### Exercise:
Without the pictures, can you quote each line below exactly?

[start Given records]

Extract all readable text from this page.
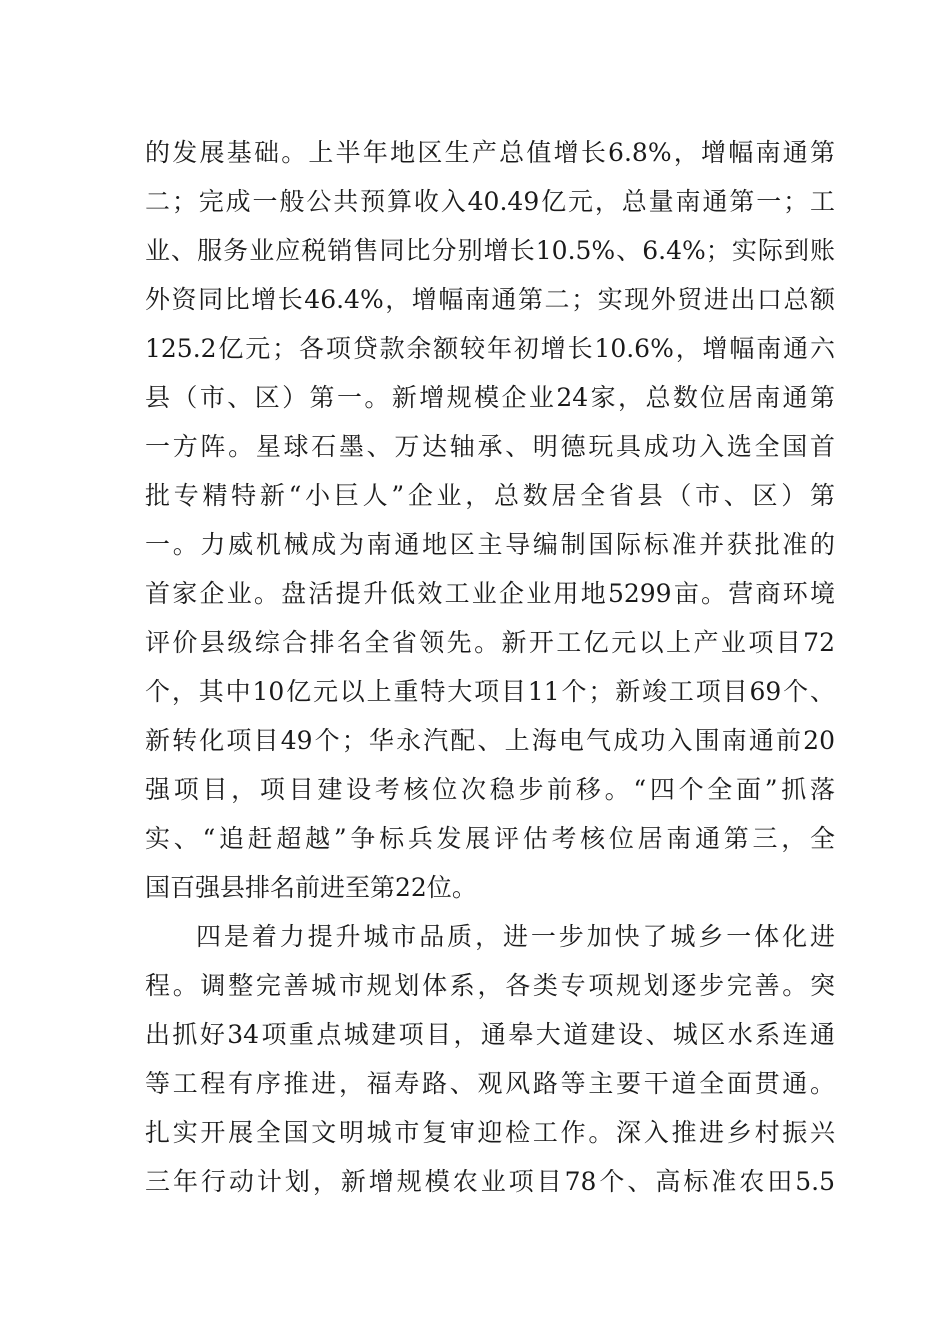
的发展基础。上半年地区生产总值增长6.8%，增幅南通第
二；完成一般公共预算收入40.49亿元，总量南通第一；工
业、服务业应税销售同比分别增长10.5%、6.4%；实际到账
外资同比增长46.4%，增幅南通第二；实现外贸进出口总额
125.2亿元；各项贷款余额较年初增长10.6%，增幅南通六
县（市、区）第一。新增规模企业24家，总数位居南通第
一方阵。星球石墨、万达轴承、明德玩具成功入选全国首
批专精特新“小巨人”企业，总数居全省县（市、区）第
一。力威机械成为南通地区主导编制国际标准并获批准的
首家企业。盘活提升低效工业企业用地5299亩。营商环境
评价县级综合排名全省领先。新开工亿元以上产业项目72
个，其中10亿元以上重特大项目11个；新竣工项目69个、
新转化项目49个；华永汽配、上海电气成功入围南通前20
强项目，项目建设考核位次稳步前移。“四个全面”抓落
实、“追赶超越”争标兵发展评估考核位居南通第三，全
国百强县排名前进至第22位。
四是着力提升城市品质，进一步加快了城乡一体化进
程。调整完善城市规划体系，各类专项规划逐步完善。突
出抓好34项重点城建项目，通皋大道建设、城区水系连通
等工程有序推进，福寿路、观风路等主要干道全面贯通。
扎实开展全国文明城市复审迎检工作。深入推进乡村振兴
三年行动计划，新增规模农业项目78个、高标准农田5.5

[end Given records]

### Result:
Extract all readable text from this page.
的发展基础。上半年地区生产总值增长6.8%，增幅南通第
二；完成一般公共预算收入40.49亿元，总量南通第一；工
业、服务业应税销售同比分别增长10.5%、6.4%；实际到账
外资同比增长46.4%，增幅南通第二；实现外贸进出口总额
125.2亿元；各项贷款余额较年初增长10.6%，增幅南通六
县（市、区）第一。新增规模企业24家，总数位居南通第
一方阵。星球石墨、万达轴承、明德玩具成功入选全国首
批专精特新“小巨人”企业，总数居全省县（市、区）第
一。力威机械成为南通地区主导编制国际标准并获批准的
首家企业。盘活提升低效工业企业用地5299亩。营商环境
评价县级综合排名全省领先。新开工亿元以上产业项目72
个，其中10亿元以上重特大项目11个；新竣工项目69个、
新转化项目49个；华永汽配、上海电气成功入围南通前20
强项目，项目建设考核位次稳步前移。“四个全面”抓落
实、“追赶超越”争标兵发展评估考核位居南通第三，全
国百强县排名前进至第22位。
四是着力提升城市品质，进一步加快了城乡一体化进
程。调整完善城市规划体系，各类专项规划逐步完善。突
出抓好34项重点城建项目，通皋大道建设、城区水系连通
等工程有序推进，福寿路、观风路等主要干道全面贯通。
扎实开展全国文明城市复审迎检工作。深入推进乡村振兴
三年行动计划，新增规模农业项目78个、高标准农田5.5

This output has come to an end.